- [Problem a]:
According to the birding article, why were other birders able to see the red-breasted sapsucker that Tønnessen spotted?

- [Passage]:

The scene: Mid-May in Sondermann Park, a prime location for bird lovers.

The time: Well, you know what they say about the early bird.

The cast: David Tønnessen, who, at 20, is one of the Pikes Peak region’s youngest birders, and me, novice bird watcher (burgeoning birder) who’s ready to be schooled in all things bird by somebody decades younger. I’ll take my knowledge where I can get it. And I’ve been assured this tall, soft-spoken character is an amazing birder who can ID hundreds of winged creatures with amazing precision.

The unassuming Tønnessen also holds two state records for birds, meaning he was the first to spot a particular species in Colorado. The first was a tropical kingbird at Chico Basin Ranch in 2017. He heard its call and knew it wasn’t familiar. Normally the species is found in Mexico and South America, but he got photos and a recording.

“It was one of the best days of my life,” he says. “It’s every birder’s dream to find a record.”

His second record came a mere three months later, when he was driving through the pine trees near The Broadmoor hotel and musing about what a good place those trees would be for a sapsucker, a type of woodpecker. Lo and behold, he spotted a red-breasted sapsucker, usually found in the forests on the West Coast of the country. The bird stayed through winter, giving other birders a chance to see it.

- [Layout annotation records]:

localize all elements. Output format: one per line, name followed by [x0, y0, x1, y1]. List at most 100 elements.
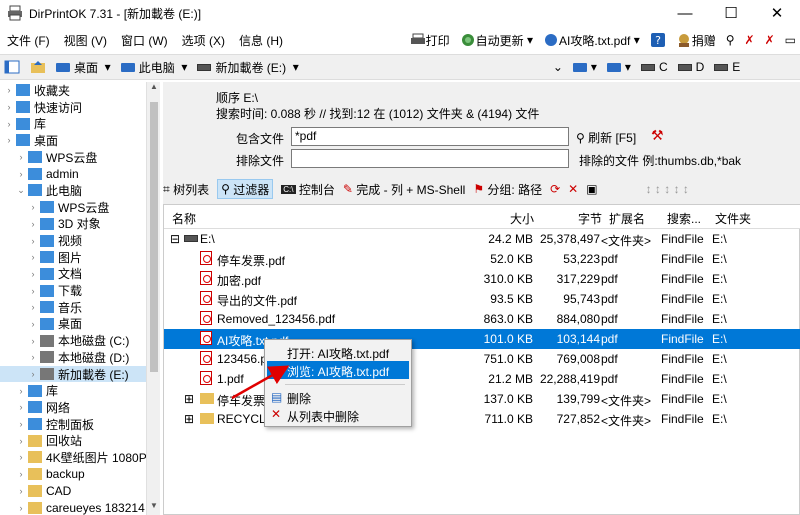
- menu-file[interactable]: 文件 (F): [0, 32, 57, 49]
- table-row[interactable]: 导出的文件.pdf 93.5 KB 95,743 pdf FindFile E:\: [164, 289, 800, 309]
- drive-c-button[interactable]: C: [640, 60, 668, 74]
- col-search[interactable]: 搜索...: [667, 210, 701, 227]
- network-dropdown[interactable]: ▾: [606, 60, 631, 74]
- tree-item[interactable]: › 快速访问: [0, 99, 160, 116]
- table-row[interactable]: 1.pdf 21.2 MB 22,288,419 pdf FindFile E:\: [164, 369, 800, 389]
- minimize-button[interactable]: —: [662, 0, 708, 26]
- table-row[interactable]: AI攻略.txt.pdf 101.0 KB 103,144 pdf FindFile E:…: [164, 329, 800, 349]
- tree-item[interactable]: › backup: [0, 466, 160, 483]
- tree-item[interactable]: › admin: [0, 165, 160, 182]
- chevron-right-icon[interactable]: ›: [16, 452, 26, 462]
- tree-item[interactable]: › 视频: [0, 232, 160, 249]
- tree-item[interactable]: › 音乐: [0, 299, 160, 316]
- scroll-down-icon[interactable]: ▼: [147, 501, 161, 515]
- chevron-right-icon[interactable]: ›: [16, 419, 26, 429]
- close-button[interactable]: ✕: [754, 0, 800, 26]
- expand-icon[interactable]: ⊞: [184, 392, 194, 406]
- tree-item[interactable]: › WPS云盘: [0, 149, 160, 166]
- col-ext[interactable]: 扩展名: [609, 210, 645, 227]
- window-tool-icon[interactable]: ▭: [785, 33, 796, 47]
- ctx-remove[interactable]: ✕ 从列表中删除: [267, 406, 409, 424]
- ctx-open[interactable]: 打开: AI攻略.txt.pdf: [267, 343, 409, 361]
- menu-window[interactable]: 窗口 (W): [114, 32, 175, 49]
- up-folder-button[interactable]: [30, 59, 46, 75]
- table-row[interactable]: 停车发票.pdf 52.0 KB 53,223 pdf FindFile E:\: [164, 249, 800, 269]
- drive-d-button[interactable]: D: [677, 60, 704, 74]
- tree-item[interactable]: › 图片: [0, 249, 160, 266]
- chevron-right-icon[interactable]: ›: [16, 486, 26, 496]
- chevron-right-icon[interactable]: ›: [16, 169, 26, 179]
- tree-item[interactable]: › 本地磁盘 (C:): [0, 332, 160, 349]
- delete-tool-icon[interactable]: ✗: [745, 33, 755, 47]
- chevron-right-icon[interactable]: ›: [28, 269, 38, 279]
- scroll-thumb[interactable]: [150, 102, 158, 372]
- col-name[interactable]: 名称: [172, 210, 196, 227]
- tree-item[interactable]: › 新加載卷 (E:): [0, 365, 160, 383]
- col-bytes[interactable]: 字节: [578, 210, 602, 227]
- chevron-right-icon[interactable]: ›: [28, 352, 38, 362]
- tree-item[interactable]: › 本地磁盘 (D:): [0, 349, 160, 366]
- tree-item[interactable]: › 桌面: [0, 132, 160, 149]
- tab-tree-list[interactable]: ⌗ 树列表: [163, 181, 209, 198]
- menu-options[interactable]: 选项 (X): [175, 32, 232, 49]
- tree-item[interactable]: › 3D 对象: [0, 216, 160, 233]
- panel-toggle-button[interactable]: [4, 59, 20, 75]
- maximize-button[interactable]: ☐: [708, 0, 754, 26]
- collapse-icon[interactable]: ⊟: [170, 232, 180, 246]
- search-tool-icon[interactable]: ⚲: [726, 33, 735, 47]
- chevron-right-icon[interactable]: ›: [28, 219, 38, 229]
- expand-icon[interactable]: ⊞: [184, 412, 194, 426]
- close-tool-icon[interactable]: ✗: [765, 33, 775, 47]
- refresh-icon[interactable]: ⟳: [550, 182, 560, 196]
- tree-item[interactable]: › CAD: [0, 483, 160, 500]
- ctx-delete[interactable]: ▤ 删除: [267, 388, 409, 406]
- tree-item[interactable]: › 回收站: [0, 432, 160, 449]
- monitor-dropdown[interactable]: ▾: [572, 60, 597, 74]
- desktop-crumb[interactable]: 桌面 ▾: [56, 59, 111, 76]
- tab-console[interactable]: C:\ 控制台: [281, 181, 335, 198]
- chevron-right-icon[interactable]: ›: [28, 319, 38, 329]
- tree-scrollbar[interactable]: ▲ ▼: [146, 82, 160, 515]
- help-button[interactable]: ?: [650, 32, 666, 48]
- drive-e-button[interactable]: E: [714, 60, 740, 74]
- chevron-right-icon[interactable]: ⌄: [16, 185, 26, 196]
- group-button[interactable]: ⚑ 分组: 路径: [473, 181, 542, 198]
- chevron-right-icon[interactable]: ›: [28, 302, 38, 312]
- tree-item[interactable]: › 控制面板: [0, 416, 160, 433]
- chevron-right-icon[interactable]: ›: [16, 436, 26, 446]
- drive-crumb[interactable]: 新加載卷 (E:) ▾: [197, 59, 299, 76]
- tree-item[interactable]: › 库: [0, 382, 160, 399]
- col-size[interactable]: 大小: [510, 210, 534, 227]
- tree-item[interactable]: › 桌面: [0, 316, 160, 333]
- table-row[interactable]: 加密.pdf 310.0 KB 317,229 pdf FindFile E:\: [164, 269, 800, 289]
- chevron-right-icon[interactable]: ›: [16, 152, 26, 162]
- chevron-right-icon[interactable]: ›: [28, 236, 38, 246]
- exclude-input[interactable]: [291, 149, 569, 168]
- col-folder[interactable]: 文件夹: [715, 210, 751, 227]
- chevron-right-icon[interactable]: ›: [16, 386, 26, 396]
- print-button[interactable]: 打印: [410, 32, 450, 49]
- current-file-dropdown[interactable]: AI攻略.txt.pdf ▾: [543, 32, 640, 49]
- chevron-right-icon[interactable]: ›: [28, 202, 38, 212]
- table-row[interactable]: 123456.p 751.0 KB 769,008 pdf FindFile E:\: [164, 349, 800, 369]
- chevron-right-icon[interactable]: ›: [16, 503, 26, 513]
- tree-item[interactable]: › 文档: [0, 266, 160, 283]
- tree-item[interactable]: ⌄ 此电脑: [0, 182, 160, 199]
- chevron-right-icon[interactable]: ›: [28, 286, 38, 296]
- ctx-browse[interactable]: 浏览: AI攻略.txt.pdf: [267, 361, 409, 379]
- clear-filter-icon[interactable]: ⚒: [651, 127, 664, 144]
- chevron-right-icon[interactable]: ›: [28, 369, 38, 379]
- chevron-right-icon[interactable]: ›: [16, 469, 26, 479]
- chevron-right-icon[interactable]: ›: [4, 119, 14, 129]
- tree-item[interactable]: › WPS云盘: [0, 199, 160, 216]
- chevron-right-icon[interactable]: ›: [4, 135, 14, 145]
- scroll-up-icon[interactable]: ▲: [147, 82, 161, 96]
- tree-item[interactable]: › 网络: [0, 399, 160, 416]
- chevron-right-icon[interactable]: ›: [16, 402, 26, 412]
- table-row[interactable]: ⊞ RECYCLE 711.0 KB 727,852 <文件夹> FindFile E:\: [164, 409, 800, 429]
- table-row[interactable]: ⊟ E:\ 24.2 MB 25,378,497 <文件夹> FindFile E:\: [164, 229, 800, 249]
- tree-item[interactable]: › 库: [0, 115, 160, 132]
- lock-icon[interactable]: ▣: [586, 182, 597, 196]
- chevron-right-icon[interactable]: ›: [4, 102, 14, 112]
- table-row[interactable]: Removed_123456.pdf 863.0 KB 884,080 pdf Find…: [164, 309, 800, 329]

- [Problem b]:
Echo the part of the listing that opens with the line containing "- menu-file[interactable]: 文件" and closes with the line containing "- tree-item[interactable]: › admin: [0, 165, 160, 182]", including both of those lines.

- [Exercise solution a]:
Other birders had a chance to see the red-breasted sapsucker because the bird stayed through the winter.

- [Exercise solution b]:
- menu-file[interactable]: 文件 (F): [0, 32, 57, 49]
- table-row[interactable]: 导出的文件.pdf 93.5 KB 95,743 pdf FindFile E:\: [164, 289, 800, 309]
- drive-c-button[interactable]: C: [640, 60, 668, 74]
- col-search[interactable]: 搜索...: [667, 210, 701, 227]
- network-dropdown[interactable]: ▾: [606, 60, 631, 74]
- tree-item[interactable]: › 快速访问: [0, 99, 160, 116]
- table-row[interactable]: 1.pdf 21.2 MB 22,288,419 pdf FindFile E:\: [164, 369, 800, 389]
- minimize-button[interactable]: —: [662, 0, 708, 26]
- table-row[interactable]: AI攻略.txt.pdf 101.0 KB 103,144 pdf FindFile E:…: [164, 329, 800, 349]
- tree-item[interactable]: › backup: [0, 466, 160, 483]
- tree-item[interactable]: › admin: [0, 165, 160, 182]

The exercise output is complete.